* EXCERPTED DATA *
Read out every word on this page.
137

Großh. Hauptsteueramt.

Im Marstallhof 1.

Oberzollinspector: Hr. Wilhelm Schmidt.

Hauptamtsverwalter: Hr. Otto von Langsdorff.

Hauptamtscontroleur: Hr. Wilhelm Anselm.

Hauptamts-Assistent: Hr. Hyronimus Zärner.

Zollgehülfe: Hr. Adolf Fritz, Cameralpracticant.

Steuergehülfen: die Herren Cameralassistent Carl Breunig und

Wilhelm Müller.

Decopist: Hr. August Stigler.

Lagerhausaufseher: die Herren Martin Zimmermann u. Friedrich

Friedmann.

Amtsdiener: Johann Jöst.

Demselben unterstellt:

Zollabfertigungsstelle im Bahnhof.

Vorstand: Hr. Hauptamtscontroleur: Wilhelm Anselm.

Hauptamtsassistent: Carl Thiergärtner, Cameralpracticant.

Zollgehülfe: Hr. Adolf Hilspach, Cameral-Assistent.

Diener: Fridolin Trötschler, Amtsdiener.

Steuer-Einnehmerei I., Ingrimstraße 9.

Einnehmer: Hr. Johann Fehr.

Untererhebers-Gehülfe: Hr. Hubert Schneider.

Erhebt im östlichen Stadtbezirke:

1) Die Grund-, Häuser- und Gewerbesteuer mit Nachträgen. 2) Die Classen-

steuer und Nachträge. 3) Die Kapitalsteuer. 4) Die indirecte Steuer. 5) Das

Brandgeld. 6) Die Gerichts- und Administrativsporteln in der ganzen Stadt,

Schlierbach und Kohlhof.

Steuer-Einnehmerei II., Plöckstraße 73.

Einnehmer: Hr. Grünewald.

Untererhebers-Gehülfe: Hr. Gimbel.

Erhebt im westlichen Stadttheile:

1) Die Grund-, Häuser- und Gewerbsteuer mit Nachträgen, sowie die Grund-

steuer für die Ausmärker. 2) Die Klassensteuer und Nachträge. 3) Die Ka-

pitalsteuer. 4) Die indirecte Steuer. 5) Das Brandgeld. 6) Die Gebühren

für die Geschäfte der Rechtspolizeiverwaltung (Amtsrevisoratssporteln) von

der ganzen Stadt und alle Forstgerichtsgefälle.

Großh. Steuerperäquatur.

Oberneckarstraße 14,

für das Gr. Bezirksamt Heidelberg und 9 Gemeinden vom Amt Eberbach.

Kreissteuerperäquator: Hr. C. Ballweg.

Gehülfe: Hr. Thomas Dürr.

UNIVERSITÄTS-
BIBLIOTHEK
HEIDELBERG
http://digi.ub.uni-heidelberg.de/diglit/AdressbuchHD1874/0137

* WORK INSTRUCTIONS *
Please quote every record above exactly as it appears.

* REPLY *
Read out every word on this page.
137

Großh. Hauptsteueramt.

Im Marstallhof 1.

Oberzollinspector: Hr. Wilhelm Schmidt.

Hauptamtsverwalter: Hr. Otto von Langsdorff.

Hauptamtscontroleur: Hr. Wilhelm Anselm.

Hauptamts-Assistent: Hr. Hyronimus Zärner.

Zollgehülfe: Hr. Adolf Fritz, Cameralpracticant.

Steuergehülfen: die Herren Cameralassistent Carl Breunig und

Wilhelm Müller.

Decopist: Hr. August Stigler.

Lagerhausaufseher: die Herren Martin Zimmermann u. Friedrich

Friedmann.

Amtsdiener: Johann Jöst.

Demselben unterstellt:

Zollabfertigungsstelle im Bahnhof.

Vorstand: Hr. Hauptamtscontroleur: Wilhelm Anselm.

Hauptamtsassistent: Carl Thiergärtner, Cameralpracticant.

Zollgehülfe: Hr. Adolf Hilspach, Cameral-Assistent.

Diener: Fridolin Trötschler, Amtsdiener.

Steuer-Einnehmerei I., Ingrimstraße 9.

Einnehmer: Hr. Johann Fehr.

Untererhebers-Gehülfe: Hr. Hubert Schneider.

Erhebt im östlichen Stadtbezirke:

1) Die Grund-, Häuser- und Gewerbesteuer mit Nachträgen. 2) Die Classen-

steuer und Nachträge. 3) Die Kapitalsteuer. 4) Die indirecte Steuer. 5) Das

Brandgeld. 6) Die Gerichts- und Administrativsporteln in der ganzen Stadt,

Schlierbach und Kohlhof.

Steuer-Einnehmerei II., Plöckstraße 73.

Einnehmer: Hr. Grünewald.

Untererhebers-Gehülfe: Hr. Gimbel.

Erhebt im westlichen Stadttheile:

1) Die Grund-, Häuser- und Gewerbsteuer mit Nachträgen, sowie die Grund-

steuer für die Ausmärker. 2) Die Klassensteuer und Nachträge. 3) Die Ka-

pitalsteuer. 4) Die indirecte Steuer. 5) Das Brandgeld. 6) Die Gebühren

für die Geschäfte der Rechtspolizeiverwaltung (Amtsrevisoratssporteln) von

der ganzen Stadt und alle Forstgerichtsgefälle.

Großh. Steuerperäquatur.

Oberneckarstraße 14,

für das Gr. Bezirksamt Heidelberg und 9 Gemeinden vom Amt Eberbach.

Kreissteuerperäquator: Hr. C. Ballweg.

Gehülfe: Hr. Thomas Dürr.

UNIVERSITÄTS-
BIBLIOTHEK
HEIDELBERG
http://digi.ub.uni-heidelberg.de/diglit/AdressbuchHD1874/0137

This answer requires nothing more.